Work out how many lines have "OA₁B₁" in them. Give only that number.

>> begin Task input

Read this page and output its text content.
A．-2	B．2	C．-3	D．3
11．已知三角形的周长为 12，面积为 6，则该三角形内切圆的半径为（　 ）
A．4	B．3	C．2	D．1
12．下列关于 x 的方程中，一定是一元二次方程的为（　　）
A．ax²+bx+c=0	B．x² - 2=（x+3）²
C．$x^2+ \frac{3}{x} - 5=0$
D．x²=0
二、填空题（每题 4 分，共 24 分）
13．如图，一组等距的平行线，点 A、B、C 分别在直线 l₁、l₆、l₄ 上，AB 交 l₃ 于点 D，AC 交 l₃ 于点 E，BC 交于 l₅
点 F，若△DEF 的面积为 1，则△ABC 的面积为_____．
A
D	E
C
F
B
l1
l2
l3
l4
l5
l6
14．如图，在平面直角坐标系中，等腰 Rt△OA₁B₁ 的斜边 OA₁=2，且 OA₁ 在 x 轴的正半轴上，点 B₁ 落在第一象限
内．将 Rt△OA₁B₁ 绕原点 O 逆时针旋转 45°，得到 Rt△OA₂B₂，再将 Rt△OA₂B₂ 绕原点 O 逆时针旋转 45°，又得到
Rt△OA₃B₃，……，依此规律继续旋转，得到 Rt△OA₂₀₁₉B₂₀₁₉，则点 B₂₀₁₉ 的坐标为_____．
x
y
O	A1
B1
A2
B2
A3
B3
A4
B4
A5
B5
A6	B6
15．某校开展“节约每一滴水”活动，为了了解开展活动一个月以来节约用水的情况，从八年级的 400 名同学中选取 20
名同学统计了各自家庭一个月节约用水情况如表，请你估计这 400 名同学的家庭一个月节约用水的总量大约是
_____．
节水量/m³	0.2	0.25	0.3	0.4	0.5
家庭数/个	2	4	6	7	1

>> end Task input

## Task solution
2